*YOUR INSTRUCTIONS*: Look through the data below. Collect every line where the word "expand" occurs.

= = = = =

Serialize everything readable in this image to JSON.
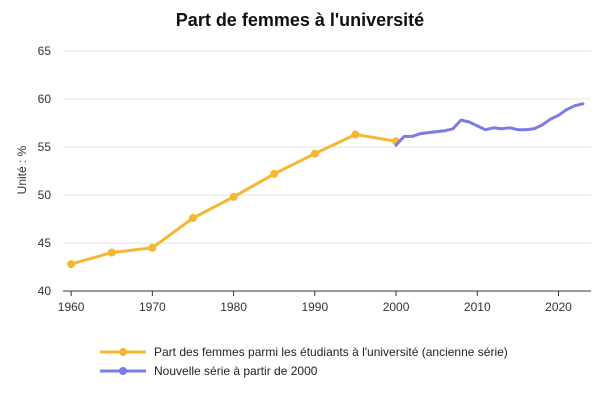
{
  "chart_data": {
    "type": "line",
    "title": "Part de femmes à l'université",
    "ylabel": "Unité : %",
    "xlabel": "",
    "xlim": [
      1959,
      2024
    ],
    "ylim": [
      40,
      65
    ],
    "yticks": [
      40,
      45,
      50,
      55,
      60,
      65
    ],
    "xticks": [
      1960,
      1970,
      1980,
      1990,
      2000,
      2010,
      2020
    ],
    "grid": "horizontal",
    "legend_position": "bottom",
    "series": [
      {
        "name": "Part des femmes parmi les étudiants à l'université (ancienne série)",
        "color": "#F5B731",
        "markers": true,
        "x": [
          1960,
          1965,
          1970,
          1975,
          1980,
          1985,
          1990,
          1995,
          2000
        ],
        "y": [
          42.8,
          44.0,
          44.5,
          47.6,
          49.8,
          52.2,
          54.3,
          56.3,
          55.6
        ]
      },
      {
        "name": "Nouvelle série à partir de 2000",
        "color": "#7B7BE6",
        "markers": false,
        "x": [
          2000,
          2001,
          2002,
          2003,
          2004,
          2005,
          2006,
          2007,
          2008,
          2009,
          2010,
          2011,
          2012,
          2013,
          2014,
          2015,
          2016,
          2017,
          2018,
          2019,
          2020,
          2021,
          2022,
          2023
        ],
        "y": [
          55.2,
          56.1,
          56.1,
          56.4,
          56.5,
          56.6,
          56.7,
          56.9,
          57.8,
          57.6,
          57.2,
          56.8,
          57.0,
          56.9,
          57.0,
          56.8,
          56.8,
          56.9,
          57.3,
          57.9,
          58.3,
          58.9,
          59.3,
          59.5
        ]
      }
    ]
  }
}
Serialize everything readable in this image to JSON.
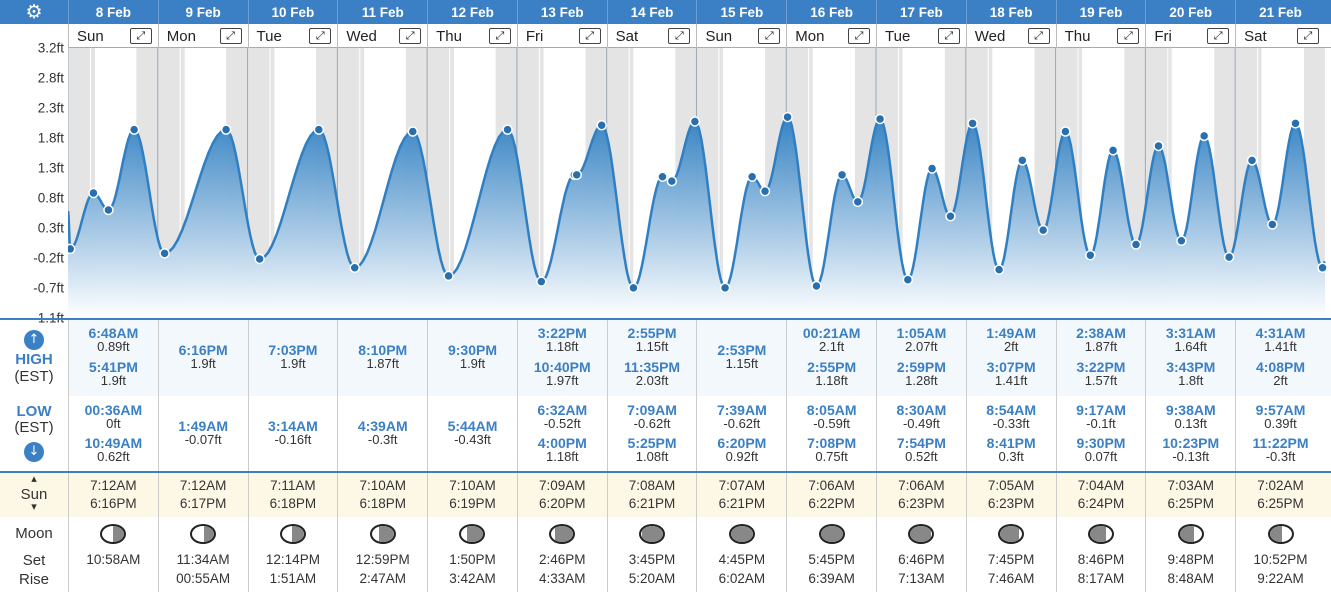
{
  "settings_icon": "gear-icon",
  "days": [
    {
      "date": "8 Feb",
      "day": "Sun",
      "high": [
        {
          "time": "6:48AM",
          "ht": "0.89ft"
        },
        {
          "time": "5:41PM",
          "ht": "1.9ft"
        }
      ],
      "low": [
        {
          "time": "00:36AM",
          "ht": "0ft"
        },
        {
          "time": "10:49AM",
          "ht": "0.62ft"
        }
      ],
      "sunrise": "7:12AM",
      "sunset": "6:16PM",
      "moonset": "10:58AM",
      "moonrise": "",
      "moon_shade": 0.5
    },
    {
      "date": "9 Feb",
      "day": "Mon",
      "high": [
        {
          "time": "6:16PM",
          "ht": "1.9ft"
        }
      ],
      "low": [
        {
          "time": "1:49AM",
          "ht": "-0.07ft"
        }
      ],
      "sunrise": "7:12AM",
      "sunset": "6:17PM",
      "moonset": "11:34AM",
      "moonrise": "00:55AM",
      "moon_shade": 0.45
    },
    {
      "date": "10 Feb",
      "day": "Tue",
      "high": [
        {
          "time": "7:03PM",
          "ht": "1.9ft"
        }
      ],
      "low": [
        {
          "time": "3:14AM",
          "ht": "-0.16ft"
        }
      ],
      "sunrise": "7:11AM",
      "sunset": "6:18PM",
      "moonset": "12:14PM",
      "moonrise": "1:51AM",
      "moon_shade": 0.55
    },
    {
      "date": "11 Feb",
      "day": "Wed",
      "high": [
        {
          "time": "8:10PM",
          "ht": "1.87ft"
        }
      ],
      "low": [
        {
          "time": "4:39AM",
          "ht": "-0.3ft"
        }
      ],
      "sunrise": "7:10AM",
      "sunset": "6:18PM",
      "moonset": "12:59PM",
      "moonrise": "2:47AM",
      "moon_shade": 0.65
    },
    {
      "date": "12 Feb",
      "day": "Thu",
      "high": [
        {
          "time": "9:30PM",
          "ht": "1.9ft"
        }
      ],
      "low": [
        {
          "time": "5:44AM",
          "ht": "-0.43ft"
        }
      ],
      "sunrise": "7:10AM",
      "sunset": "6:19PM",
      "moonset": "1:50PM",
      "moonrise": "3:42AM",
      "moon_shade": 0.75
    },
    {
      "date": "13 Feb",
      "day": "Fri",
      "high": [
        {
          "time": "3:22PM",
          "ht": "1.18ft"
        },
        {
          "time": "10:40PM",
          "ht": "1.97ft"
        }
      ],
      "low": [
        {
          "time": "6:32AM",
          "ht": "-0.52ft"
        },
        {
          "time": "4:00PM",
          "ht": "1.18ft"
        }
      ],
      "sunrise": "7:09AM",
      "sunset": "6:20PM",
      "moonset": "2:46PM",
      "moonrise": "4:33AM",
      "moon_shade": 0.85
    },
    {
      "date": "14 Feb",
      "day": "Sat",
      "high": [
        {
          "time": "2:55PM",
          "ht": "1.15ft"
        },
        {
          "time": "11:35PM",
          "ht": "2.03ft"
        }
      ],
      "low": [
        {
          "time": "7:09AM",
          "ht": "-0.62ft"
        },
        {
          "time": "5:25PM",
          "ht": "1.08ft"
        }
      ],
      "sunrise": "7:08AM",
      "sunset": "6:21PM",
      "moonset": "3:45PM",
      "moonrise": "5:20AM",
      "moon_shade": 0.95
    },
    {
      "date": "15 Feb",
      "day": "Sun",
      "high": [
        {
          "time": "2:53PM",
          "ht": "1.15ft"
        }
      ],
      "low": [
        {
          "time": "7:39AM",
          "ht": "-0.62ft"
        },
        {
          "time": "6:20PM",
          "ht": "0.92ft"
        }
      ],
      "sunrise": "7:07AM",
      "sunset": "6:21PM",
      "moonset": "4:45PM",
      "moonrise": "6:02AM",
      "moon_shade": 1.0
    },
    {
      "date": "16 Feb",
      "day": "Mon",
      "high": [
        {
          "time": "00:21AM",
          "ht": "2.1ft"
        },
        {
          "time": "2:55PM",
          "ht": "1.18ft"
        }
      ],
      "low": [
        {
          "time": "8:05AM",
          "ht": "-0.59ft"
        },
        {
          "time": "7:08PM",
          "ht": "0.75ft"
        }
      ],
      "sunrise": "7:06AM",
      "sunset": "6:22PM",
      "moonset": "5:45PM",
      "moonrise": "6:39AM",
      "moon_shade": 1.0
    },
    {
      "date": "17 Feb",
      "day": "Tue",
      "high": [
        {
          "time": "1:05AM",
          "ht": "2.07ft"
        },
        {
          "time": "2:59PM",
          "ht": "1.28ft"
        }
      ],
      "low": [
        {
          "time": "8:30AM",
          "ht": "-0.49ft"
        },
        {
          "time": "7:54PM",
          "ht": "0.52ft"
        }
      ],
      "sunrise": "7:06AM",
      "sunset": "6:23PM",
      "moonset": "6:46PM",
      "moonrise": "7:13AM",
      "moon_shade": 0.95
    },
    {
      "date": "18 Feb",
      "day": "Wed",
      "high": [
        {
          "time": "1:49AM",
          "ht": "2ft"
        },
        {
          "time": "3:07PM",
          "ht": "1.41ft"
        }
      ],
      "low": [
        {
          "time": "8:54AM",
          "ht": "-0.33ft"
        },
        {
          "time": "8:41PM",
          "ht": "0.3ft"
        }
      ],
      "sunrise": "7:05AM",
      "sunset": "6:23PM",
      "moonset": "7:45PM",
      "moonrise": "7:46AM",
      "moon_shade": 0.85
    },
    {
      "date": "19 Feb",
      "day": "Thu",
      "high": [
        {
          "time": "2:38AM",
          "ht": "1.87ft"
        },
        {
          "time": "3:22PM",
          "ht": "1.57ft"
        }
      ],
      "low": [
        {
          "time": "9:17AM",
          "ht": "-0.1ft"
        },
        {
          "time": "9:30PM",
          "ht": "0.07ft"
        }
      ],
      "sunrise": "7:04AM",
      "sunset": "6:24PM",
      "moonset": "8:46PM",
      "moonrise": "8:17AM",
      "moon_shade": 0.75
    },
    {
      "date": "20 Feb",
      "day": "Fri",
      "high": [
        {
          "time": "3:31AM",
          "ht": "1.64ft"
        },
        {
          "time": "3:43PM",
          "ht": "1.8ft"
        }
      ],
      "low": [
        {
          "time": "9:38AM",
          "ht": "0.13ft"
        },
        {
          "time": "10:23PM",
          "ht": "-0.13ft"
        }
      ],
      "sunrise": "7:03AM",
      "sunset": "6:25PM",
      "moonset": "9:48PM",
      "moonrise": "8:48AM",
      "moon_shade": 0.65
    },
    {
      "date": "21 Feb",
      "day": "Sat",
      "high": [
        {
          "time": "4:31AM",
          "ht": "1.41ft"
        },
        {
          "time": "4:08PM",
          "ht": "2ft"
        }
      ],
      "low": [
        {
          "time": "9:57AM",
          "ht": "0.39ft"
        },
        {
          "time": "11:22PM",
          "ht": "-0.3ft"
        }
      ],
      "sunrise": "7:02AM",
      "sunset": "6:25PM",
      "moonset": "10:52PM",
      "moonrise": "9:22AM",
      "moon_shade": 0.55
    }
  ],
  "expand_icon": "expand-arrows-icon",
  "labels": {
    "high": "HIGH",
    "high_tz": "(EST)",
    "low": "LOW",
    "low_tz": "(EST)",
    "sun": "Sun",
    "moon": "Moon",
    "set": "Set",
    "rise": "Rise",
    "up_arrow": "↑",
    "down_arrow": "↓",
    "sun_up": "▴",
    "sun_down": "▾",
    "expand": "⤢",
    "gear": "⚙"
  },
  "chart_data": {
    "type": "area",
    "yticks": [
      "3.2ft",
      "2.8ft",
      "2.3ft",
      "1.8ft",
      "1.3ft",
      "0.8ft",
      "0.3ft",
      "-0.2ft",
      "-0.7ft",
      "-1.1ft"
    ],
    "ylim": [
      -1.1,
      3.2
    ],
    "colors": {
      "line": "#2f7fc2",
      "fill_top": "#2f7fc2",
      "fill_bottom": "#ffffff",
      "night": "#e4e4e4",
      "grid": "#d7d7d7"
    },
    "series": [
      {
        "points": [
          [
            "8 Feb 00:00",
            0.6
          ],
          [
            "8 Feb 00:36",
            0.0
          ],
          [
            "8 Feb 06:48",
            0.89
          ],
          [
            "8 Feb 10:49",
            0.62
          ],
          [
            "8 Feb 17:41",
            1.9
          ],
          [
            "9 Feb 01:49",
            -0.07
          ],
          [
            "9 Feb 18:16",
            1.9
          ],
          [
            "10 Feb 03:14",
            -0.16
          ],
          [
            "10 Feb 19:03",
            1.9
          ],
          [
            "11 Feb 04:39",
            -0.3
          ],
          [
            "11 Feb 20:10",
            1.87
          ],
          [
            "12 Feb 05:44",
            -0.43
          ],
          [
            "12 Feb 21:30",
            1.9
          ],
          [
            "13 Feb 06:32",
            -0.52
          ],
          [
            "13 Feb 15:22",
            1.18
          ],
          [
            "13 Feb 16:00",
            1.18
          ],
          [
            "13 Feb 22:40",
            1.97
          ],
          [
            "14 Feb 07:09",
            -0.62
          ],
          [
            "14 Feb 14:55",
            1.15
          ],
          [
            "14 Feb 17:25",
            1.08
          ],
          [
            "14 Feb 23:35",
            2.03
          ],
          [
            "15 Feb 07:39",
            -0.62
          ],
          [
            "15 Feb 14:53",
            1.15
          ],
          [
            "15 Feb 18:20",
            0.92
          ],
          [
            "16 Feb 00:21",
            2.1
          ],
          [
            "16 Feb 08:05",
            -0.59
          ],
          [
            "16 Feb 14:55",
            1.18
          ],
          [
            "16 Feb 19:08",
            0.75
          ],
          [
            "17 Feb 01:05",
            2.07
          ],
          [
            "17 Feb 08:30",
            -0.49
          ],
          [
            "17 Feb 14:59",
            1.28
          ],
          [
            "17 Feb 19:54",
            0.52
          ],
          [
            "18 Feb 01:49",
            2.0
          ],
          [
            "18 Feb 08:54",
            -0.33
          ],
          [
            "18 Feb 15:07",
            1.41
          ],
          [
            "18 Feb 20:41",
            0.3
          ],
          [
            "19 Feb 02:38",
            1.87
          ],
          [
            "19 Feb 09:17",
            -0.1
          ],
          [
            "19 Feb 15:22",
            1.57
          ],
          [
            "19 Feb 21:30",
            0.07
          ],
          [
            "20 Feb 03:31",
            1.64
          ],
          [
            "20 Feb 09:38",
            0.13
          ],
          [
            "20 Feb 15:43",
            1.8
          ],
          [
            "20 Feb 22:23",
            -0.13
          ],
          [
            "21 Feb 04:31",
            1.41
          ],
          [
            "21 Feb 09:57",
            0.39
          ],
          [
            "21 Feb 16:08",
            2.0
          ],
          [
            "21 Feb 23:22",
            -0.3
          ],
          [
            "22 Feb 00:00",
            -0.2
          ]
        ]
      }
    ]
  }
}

= = = = =

*THE OUTPUT*:
  "expand_icon": "expand-arrows-icon",
    "expand": "⤢",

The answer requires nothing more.